**Exercise instructions:**
Edit the lines that run from the start of the records through the line containing "value-chain-label: Transportation and". Change every "value-chain-label" to "sector-label" and keep everything else unchanged.

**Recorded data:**
⟨

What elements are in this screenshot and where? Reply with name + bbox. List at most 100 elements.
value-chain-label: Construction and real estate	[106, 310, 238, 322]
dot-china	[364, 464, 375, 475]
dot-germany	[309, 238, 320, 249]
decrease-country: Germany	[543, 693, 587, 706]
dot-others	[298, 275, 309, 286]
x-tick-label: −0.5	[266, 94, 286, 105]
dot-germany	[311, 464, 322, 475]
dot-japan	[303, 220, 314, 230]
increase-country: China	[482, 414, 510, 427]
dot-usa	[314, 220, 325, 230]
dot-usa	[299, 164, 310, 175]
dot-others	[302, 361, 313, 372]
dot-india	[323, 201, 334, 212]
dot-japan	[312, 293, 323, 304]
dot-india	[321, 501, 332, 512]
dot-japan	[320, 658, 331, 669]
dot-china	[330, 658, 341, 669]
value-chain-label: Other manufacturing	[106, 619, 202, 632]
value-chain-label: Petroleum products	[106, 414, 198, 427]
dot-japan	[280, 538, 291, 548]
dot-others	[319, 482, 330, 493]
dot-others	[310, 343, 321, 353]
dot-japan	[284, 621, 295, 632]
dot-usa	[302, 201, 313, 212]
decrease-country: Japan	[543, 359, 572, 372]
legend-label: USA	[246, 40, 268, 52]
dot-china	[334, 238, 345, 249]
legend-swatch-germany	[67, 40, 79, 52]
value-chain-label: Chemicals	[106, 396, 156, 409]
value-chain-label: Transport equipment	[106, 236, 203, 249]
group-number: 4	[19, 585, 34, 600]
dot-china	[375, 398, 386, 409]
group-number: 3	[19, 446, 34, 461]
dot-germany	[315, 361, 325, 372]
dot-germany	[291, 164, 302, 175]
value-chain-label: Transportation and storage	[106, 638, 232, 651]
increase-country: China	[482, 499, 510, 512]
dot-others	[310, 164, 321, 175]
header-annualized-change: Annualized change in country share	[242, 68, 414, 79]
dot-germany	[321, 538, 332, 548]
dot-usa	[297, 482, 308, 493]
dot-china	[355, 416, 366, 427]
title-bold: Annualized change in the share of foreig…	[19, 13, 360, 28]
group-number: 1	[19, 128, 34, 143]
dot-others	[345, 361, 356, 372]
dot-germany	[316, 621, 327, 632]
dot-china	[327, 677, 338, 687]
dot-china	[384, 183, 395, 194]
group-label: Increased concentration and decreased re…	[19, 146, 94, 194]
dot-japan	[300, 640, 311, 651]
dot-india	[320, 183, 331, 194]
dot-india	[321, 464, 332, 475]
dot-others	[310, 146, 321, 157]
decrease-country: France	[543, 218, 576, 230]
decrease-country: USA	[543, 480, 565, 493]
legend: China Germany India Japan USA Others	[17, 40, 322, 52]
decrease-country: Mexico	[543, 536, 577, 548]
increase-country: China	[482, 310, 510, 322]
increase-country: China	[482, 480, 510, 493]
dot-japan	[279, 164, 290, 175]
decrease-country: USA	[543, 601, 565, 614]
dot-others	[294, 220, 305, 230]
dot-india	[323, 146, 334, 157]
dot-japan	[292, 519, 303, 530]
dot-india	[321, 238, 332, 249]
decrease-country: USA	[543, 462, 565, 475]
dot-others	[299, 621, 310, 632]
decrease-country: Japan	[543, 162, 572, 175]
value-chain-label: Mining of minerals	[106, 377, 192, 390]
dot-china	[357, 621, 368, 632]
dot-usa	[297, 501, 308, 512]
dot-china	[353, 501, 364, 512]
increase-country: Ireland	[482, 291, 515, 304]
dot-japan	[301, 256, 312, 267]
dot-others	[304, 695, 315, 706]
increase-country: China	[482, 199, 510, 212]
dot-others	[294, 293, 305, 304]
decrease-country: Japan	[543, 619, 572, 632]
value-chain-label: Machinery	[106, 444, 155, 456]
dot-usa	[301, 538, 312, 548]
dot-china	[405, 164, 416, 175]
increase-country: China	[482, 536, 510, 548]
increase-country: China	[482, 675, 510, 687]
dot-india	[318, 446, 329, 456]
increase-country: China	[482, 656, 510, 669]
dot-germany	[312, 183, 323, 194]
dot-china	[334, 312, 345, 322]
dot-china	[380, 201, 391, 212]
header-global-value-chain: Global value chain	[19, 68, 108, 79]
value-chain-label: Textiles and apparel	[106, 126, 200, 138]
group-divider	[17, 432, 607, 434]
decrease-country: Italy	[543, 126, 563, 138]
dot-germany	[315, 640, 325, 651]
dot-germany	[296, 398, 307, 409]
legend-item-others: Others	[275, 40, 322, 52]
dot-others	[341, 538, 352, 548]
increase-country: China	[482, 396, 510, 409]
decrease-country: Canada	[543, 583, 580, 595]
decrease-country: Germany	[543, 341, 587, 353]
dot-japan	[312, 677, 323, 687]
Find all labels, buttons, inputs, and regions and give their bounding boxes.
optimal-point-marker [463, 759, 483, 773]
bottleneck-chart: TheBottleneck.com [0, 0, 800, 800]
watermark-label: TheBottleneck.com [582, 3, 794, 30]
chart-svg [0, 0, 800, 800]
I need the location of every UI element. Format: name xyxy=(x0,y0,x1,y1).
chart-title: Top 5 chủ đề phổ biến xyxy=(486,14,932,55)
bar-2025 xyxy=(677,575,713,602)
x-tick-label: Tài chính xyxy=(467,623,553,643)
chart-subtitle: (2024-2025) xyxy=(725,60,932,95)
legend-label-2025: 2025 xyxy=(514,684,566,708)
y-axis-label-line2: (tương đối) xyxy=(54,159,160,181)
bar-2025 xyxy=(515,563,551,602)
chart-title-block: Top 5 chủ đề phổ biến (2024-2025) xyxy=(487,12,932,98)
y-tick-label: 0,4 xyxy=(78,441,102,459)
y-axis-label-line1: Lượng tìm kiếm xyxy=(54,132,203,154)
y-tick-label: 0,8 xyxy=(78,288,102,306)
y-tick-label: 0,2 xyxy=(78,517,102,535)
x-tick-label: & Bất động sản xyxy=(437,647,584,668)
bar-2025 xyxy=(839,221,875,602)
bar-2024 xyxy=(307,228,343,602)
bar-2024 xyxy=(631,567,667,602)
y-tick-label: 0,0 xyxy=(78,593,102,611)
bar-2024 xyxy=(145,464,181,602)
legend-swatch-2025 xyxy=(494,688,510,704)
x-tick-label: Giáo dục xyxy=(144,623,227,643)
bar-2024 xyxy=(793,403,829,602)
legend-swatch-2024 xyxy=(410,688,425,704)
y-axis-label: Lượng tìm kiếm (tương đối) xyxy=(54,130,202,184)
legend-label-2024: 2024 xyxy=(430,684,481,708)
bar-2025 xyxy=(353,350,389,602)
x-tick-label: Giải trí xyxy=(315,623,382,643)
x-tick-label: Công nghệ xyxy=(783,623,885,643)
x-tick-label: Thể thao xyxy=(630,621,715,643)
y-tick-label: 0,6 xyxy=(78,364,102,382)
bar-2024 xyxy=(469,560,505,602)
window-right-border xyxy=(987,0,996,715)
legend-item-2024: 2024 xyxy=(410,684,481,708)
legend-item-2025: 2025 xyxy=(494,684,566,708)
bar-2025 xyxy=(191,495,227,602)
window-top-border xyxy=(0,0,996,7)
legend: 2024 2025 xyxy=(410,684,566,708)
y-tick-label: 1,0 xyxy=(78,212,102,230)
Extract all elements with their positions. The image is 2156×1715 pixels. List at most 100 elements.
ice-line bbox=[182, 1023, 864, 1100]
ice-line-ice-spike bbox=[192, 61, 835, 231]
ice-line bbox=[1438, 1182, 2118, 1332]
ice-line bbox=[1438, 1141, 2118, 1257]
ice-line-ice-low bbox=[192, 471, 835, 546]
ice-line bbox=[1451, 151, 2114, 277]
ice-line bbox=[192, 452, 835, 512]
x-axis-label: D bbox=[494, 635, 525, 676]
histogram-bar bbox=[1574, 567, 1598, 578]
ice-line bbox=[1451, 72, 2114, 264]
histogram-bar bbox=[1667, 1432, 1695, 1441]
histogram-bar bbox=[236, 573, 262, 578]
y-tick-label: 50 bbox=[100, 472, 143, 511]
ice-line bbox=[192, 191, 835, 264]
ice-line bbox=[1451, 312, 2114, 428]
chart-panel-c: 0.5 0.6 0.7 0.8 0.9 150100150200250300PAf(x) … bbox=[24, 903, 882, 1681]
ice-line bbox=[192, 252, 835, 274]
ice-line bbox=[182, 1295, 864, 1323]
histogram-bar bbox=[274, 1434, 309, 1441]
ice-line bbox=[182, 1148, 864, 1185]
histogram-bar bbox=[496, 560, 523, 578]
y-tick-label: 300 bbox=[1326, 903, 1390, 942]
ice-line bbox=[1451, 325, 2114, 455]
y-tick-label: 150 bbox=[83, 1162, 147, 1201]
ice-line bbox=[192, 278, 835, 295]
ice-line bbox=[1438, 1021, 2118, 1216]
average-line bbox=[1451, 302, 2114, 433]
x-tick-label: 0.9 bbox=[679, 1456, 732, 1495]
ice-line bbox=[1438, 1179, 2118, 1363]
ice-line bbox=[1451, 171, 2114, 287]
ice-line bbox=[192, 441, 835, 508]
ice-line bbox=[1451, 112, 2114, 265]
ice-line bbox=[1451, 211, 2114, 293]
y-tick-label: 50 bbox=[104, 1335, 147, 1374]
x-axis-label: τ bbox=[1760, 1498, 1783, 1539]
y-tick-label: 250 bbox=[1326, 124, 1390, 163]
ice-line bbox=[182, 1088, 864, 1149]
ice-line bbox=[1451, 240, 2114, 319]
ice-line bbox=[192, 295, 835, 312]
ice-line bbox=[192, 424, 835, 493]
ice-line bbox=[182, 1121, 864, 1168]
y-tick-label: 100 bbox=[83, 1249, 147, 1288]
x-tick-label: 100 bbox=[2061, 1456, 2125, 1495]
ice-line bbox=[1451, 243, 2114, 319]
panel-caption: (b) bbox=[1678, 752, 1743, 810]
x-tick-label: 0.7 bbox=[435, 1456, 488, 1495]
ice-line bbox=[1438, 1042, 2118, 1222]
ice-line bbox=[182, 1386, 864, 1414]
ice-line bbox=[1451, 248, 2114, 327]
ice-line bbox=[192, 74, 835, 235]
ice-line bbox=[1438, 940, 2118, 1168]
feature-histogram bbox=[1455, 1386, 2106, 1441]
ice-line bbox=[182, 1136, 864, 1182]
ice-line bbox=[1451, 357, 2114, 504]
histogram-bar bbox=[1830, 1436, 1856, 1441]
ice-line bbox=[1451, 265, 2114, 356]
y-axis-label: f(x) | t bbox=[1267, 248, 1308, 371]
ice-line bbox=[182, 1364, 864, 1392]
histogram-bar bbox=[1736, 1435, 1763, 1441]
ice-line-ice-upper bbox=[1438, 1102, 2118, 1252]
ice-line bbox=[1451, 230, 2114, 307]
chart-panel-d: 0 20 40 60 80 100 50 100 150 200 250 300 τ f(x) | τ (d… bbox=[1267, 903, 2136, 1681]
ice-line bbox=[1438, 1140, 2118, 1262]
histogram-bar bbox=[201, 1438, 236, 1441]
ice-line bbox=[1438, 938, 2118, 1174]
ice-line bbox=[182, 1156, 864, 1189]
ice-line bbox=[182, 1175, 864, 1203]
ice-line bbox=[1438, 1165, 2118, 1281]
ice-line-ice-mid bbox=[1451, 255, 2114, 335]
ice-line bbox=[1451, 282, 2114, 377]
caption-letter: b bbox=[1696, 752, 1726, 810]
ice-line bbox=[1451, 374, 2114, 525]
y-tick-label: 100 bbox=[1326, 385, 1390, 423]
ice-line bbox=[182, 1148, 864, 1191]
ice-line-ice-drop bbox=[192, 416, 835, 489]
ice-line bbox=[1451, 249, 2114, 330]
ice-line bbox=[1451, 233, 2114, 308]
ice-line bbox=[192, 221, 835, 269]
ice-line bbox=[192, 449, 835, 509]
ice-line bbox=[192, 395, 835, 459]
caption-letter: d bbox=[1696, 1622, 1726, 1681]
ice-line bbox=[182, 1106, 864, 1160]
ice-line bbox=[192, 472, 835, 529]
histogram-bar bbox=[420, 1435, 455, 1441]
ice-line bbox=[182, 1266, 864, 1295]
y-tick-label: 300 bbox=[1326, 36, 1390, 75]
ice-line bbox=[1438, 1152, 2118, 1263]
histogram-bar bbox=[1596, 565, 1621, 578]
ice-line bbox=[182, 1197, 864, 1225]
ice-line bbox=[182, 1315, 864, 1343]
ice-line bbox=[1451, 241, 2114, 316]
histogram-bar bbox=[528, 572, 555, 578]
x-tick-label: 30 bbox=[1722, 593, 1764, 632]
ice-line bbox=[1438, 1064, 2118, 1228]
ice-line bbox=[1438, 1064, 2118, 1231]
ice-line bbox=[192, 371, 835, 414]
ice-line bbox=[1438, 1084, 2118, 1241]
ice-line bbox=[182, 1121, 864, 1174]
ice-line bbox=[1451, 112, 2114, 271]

⟩

**Written response:**
What elements are in this screenshot and where? Reply with name + bbox. List at most 100 elements.
sector-label: Construction and real estate	[106, 310, 238, 322]
dot-china	[364, 464, 375, 475]
dot-germany	[309, 238, 320, 249]
decrease-country: Germany	[543, 693, 587, 706]
dot-others	[298, 275, 309, 286]
x-tick-label: −0.5	[266, 94, 286, 105]
dot-germany	[311, 464, 322, 475]
dot-japan	[303, 220, 314, 230]
increase-country: China	[482, 414, 510, 427]
dot-usa	[314, 220, 325, 230]
dot-usa	[299, 164, 310, 175]
dot-others	[302, 361, 313, 372]
dot-india	[323, 201, 334, 212]
dot-japan	[312, 293, 323, 304]
dot-india	[321, 501, 332, 512]
dot-japan	[320, 658, 331, 669]
dot-china	[330, 658, 341, 669]
sector-label: Other manufacturing	[106, 619, 202, 632]
sector-label: Petroleum products	[106, 414, 198, 427]
dot-japan	[280, 538, 291, 548]
dot-others	[319, 482, 330, 493]
dot-others	[310, 343, 321, 353]
dot-japan	[284, 621, 295, 632]
dot-usa	[302, 201, 313, 212]
decrease-country: Japan	[543, 359, 572, 372]
legend-label: USA	[246, 40, 268, 52]
dot-china	[334, 238, 345, 249]
legend-swatch-germany	[67, 40, 79, 52]
sector-label: Chemicals	[106, 396, 156, 409]
sector-label: Transport equipment	[106, 236, 203, 249]
group-number: 4	[19, 585, 34, 600]
dot-china	[375, 398, 386, 409]
group-number: 3	[19, 446, 34, 461]
dot-germany	[315, 361, 325, 372]
dot-germany	[291, 164, 302, 175]
sector-label: Transportation and storage	[106, 638, 232, 651]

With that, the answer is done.